┏━━

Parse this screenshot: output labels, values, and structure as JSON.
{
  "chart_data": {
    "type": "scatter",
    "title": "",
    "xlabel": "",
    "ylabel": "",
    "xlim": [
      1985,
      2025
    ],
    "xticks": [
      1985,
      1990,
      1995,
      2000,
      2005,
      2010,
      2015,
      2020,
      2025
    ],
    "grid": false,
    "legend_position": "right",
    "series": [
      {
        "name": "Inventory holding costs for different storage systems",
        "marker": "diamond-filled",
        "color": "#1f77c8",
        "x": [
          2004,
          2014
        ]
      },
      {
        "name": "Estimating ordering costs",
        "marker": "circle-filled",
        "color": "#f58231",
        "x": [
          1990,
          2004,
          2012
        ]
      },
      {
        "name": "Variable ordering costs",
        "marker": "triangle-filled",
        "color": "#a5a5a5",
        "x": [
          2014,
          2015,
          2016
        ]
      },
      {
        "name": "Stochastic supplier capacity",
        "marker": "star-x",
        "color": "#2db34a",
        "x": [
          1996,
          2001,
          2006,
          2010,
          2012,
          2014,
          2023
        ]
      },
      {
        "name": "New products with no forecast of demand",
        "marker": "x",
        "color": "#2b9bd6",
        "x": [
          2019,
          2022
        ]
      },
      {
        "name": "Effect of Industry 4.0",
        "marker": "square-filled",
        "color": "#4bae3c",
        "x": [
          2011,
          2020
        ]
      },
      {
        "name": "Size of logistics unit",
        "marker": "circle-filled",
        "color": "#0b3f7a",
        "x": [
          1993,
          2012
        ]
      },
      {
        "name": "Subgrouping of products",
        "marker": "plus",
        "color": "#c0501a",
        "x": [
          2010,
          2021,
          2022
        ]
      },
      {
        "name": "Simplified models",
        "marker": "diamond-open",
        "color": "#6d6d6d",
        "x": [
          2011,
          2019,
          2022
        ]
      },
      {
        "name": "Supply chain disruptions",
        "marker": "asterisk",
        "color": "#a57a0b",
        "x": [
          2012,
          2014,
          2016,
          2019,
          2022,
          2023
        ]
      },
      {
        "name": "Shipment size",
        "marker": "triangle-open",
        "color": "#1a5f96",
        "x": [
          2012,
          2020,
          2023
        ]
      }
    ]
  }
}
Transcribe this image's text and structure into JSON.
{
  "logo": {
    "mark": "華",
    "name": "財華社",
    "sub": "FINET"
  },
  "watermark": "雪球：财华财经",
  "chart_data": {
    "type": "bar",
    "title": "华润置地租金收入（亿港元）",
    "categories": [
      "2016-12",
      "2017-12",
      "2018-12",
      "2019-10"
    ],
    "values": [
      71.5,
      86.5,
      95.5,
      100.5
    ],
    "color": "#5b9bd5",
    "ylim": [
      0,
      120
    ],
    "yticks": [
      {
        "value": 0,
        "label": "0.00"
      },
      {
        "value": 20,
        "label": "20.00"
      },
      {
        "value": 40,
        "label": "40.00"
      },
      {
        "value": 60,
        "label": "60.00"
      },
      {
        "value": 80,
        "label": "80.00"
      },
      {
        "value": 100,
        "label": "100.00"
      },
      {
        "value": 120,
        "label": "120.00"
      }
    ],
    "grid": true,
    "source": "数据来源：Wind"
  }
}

┗━━

__DO THIS__. Print the whole listing again, exactly.

__WRITTEN SOLUTION__.
Parse this screenshot: output labels, values, and structure as JSON.
{
  "chart_data": {
    "type": "scatter",
    "title": "",
    "xlabel": "",
    "ylabel": "",
    "xlim": [
      1985,
      2025
    ],
    "xticks": [
      1985,
      1990,
      1995,
      2000,
      2005,
      2010,
      2015,
      2020,
      2025
    ],
    "grid": false,
    "legend_position": "right",
    "series": [
      {
        "name": "Inventory holding costs for different storage systems",
        "marker": "diamond-filled",
        "color": "#1f77c8",
        "x": [
          2004,
          2014
        ]
      },
      {
        "name": "Estimating ordering costs",
        "marker": "circle-filled",
        "color": "#f58231",
        "x": [
          1990,
          2004,
          2012
        ]
      },
      {
        "name": "Variable ordering costs",
        "marker": "triangle-filled",
        "color": "#a5a5a5",
        "x": [
          2014,
          2015,
          2016
        ]
      },
      {
        "name": "Stochastic supplier capacity",
        "marker": "star-x",
        "color": "#2db34a",
        "x": [
          1996,
          2001,
          2006,
          2010,
          2012,
          2014,
          2023
        ]
      },
      {
        "name": "New products with no forecast of demand",
        "marker": "x",
        "color": "#2b9bd6",
        "x": [
          2019,
          2022
        ]
      },
      {
        "name": "Effect of Industry 4.0",
        "marker": "square-filled",
        "color": "#4bae3c",
        "x": [
          2011,
          2020
        ]
      },
      {
        "name": "Size of logistics unit",
        "marker": "circle-filled",
        "color": "#0b3f7a",
        "x": [
          1993,
          2012
        ]
      },
      {
        "name": "Subgrouping of products",
        "marker": "plus",
        "color": "#c0501a",
        "x": [
          2010,
          2021,
          2022
        ]
      },
      {
        "name": "Simplified models",
        "marker": "diamond-open",
        "color": "#6d6d6d",
        "x": [
          2011,
          2019,
          2022
        ]
      },
      {
        "name": "Supply chain disruptions",
        "marker": "asterisk",
        "color": "#a57a0b",
        "x": [
          2012,
          2014,
          2016,
          2019,
          2022,
          2023
        ]
      },
      {
        "name": "Shipment size",
        "marker": "triangle-open",
        "color": "#1a5f96",
        "x": [
          2012,
          2020,
          2023
        ]
      }
    ]
  }
}
Transcribe this image's text and structure into JSON.
{
  "logo": {
    "mark": "華",
    "name": "財華社",
    "sub": "FINET"
  },
  "watermark": "雪球：财华财经",
  "chart_data": {
    "type": "bar",
    "title": "华润置地租金收入（亿港元）",
    "categories": [
      "2016-12",
      "2017-12",
      "2018-12",
      "2019-10"
    ],
    "values": [
      71.5,
      86.5,
      95.5,
      100.5
    ],
    "color": "#5b9bd5",
    "ylim": [
      0,
      120
    ],
    "yticks": [
      {
        "value": 0,
        "label": "0.00"
      },
      {
        "value": 20,
        "label": "20.00"
      },
      {
        "value": 40,
        "label": "40.00"
      },
      {
        "value": 60,
        "label": "60.00"
      },
      {
        "value": 80,
        "label": "80.00"
      },
      {
        "value": 100,
        "label": "100.00"
      },
      {
        "value": 120,
        "label": "120.00"
      }
    ],
    "grid": true,
    "source": "数据来源：Wind"
  }
}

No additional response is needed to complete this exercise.